**YOUR TASK**
Return every line of the records below verbatim, with no pictures in the copy.

**TASK INPUT**
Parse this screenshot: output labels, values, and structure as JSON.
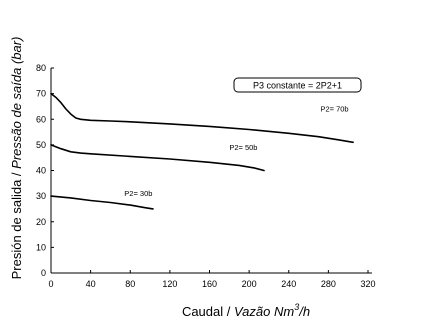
{
  "chart_data": {
    "type": "line",
    "title": "",
    "xlabel_plain": "Caudal / ",
    "xlabel_italic": "Vazão  Nm",
    "xlabel_sup": "3",
    "xlabel_tail": "/h",
    "ylabel_plain": "Presión de salida / ",
    "ylabel_italic": "Pressão de saída (bar)",
    "xlim": [
      0,
      320
    ],
    "ylim": [
      0,
      80
    ],
    "x_ticks": [
      0,
      40,
      80,
      120,
      160,
      200,
      240,
      280,
      320
    ],
    "x_tick_labels": [
      "0",
      "40",
      "80",
      "120",
      "160",
      "200",
      "240",
      "280",
      "320"
    ],
    "y_ticks": [
      0,
      10,
      20,
      30,
      40,
      50,
      60,
      70,
      80
    ],
    "y_tick_labels": [
      "0",
      "10",
      "20",
      "30",
      "40",
      "50",
      "60",
      "70",
      "80"
    ],
    "annotation": "P3 constante = 2P2+1",
    "grid": false,
    "series": [
      {
        "name": "P2= 70b",
        "x": [
          0,
          5,
          10,
          15,
          20,
          25,
          30,
          40,
          60,
          80,
          120,
          160,
          200,
          240,
          270,
          290,
          305
        ],
        "y": [
          70,
          68.5,
          66.5,
          64,
          62,
          60.5,
          60,
          59.6,
          59.3,
          59,
          58.2,
          57.2,
          56,
          54.5,
          53.2,
          52,
          51
        ]
      },
      {
        "name": "P2= 50b",
        "x": [
          0,
          10,
          20,
          30,
          40,
          80,
          120,
          160,
          190,
          205,
          215
        ],
        "y": [
          50,
          48.5,
          47.3,
          46.8,
          46.5,
          45.5,
          44.5,
          43.2,
          42,
          41,
          40
        ]
      },
      {
        "name": "P2= 30b",
        "x": [
          0,
          20,
          40,
          60,
          80,
          95,
          103
        ],
        "y": [
          30,
          29.3,
          28.3,
          27.5,
          26.5,
          25.5,
          25
        ]
      }
    ]
  }
}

**FINAL RESULT**
Parse this screenshot: output labels, values, and structure as JSON.
{
  "chart_data": {
    "type": "line",
    "title": "",
    "xlabel_plain": "Caudal / ",
    "xlabel_italic": "Vazão  Nm",
    "xlabel_sup": "3",
    "xlabel_tail": "/h",
    "ylabel_plain": "Presión de salida / ",
    "ylabel_italic": "Pressão de saída (bar)",
    "xlim": [
      0,
      320
    ],
    "ylim": [
      0,
      80
    ],
    "x_ticks": [
      0,
      40,
      80,
      120,
      160,
      200,
      240,
      280,
      320
    ],
    "x_tick_labels": [
      "0",
      "40",
      "80",
      "120",
      "160",
      "200",
      "240",
      "280",
      "320"
    ],
    "y_ticks": [
      0,
      10,
      20,
      30,
      40,
      50,
      60,
      70,
      80
    ],
    "y_tick_labels": [
      "0",
      "10",
      "20",
      "30",
      "40",
      "50",
      "60",
      "70",
      "80"
    ],
    "annotation": "P3 constante = 2P2+1",
    "grid": false,
    "series": [
      {
        "name": "P2= 70b",
        "x": [
          0,
          5,
          10,
          15,
          20,
          25,
          30,
          40,
          60,
          80,
          120,
          160,
          200,
          240,
          270,
          290,
          305
        ],
        "y": [
          70,
          68.5,
          66.5,
          64,
          62,
          60.5,
          60,
          59.6,
          59.3,
          59,
          58.2,
          57.2,
          56,
          54.5,
          53.2,
          52,
          51
        ]
      },
      {
        "name": "P2= 50b",
        "x": [
          0,
          10,
          20,
          30,
          40,
          80,
          120,
          160,
          190,
          205,
          215
        ],
        "y": [
          50,
          48.5,
          47.3,
          46.8,
          46.5,
          45.5,
          44.5,
          43.2,
          42,
          41,
          40
        ]
      },
      {
        "name": "P2= 30b",
        "x": [
          0,
          20,
          40,
          60,
          80,
          95,
          103
        ],
        "y": [
          30,
          29.3,
          28.3,
          27.5,
          26.5,
          25.5,
          25
        ]
      }
    ]
  }
}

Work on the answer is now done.